Given request: Using the records provided below, locate and copy each line that contains the word "Limit".

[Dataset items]
+++
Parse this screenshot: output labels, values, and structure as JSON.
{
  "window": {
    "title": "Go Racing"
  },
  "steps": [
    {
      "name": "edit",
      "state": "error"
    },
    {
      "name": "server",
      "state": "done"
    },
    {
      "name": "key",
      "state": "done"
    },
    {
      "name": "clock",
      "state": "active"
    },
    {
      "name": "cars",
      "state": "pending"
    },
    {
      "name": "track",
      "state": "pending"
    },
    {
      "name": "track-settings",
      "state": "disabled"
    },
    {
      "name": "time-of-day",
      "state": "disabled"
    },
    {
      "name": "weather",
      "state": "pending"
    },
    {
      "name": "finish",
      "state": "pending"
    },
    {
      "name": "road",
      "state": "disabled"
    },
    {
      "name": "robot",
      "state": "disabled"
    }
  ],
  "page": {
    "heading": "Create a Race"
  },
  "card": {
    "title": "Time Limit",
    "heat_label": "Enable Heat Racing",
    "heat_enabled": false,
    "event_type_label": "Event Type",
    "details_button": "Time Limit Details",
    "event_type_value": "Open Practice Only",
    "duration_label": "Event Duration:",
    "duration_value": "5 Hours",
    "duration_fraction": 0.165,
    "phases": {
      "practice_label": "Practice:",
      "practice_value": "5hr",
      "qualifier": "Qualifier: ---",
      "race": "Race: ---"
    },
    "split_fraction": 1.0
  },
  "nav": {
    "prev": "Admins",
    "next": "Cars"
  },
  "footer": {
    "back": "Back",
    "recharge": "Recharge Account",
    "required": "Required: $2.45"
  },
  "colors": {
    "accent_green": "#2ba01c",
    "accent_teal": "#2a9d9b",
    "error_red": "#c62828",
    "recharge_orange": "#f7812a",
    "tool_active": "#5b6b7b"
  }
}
+++
Correct answer:
    "title": "Time Limit",
    "details_button": "Time Limit Details",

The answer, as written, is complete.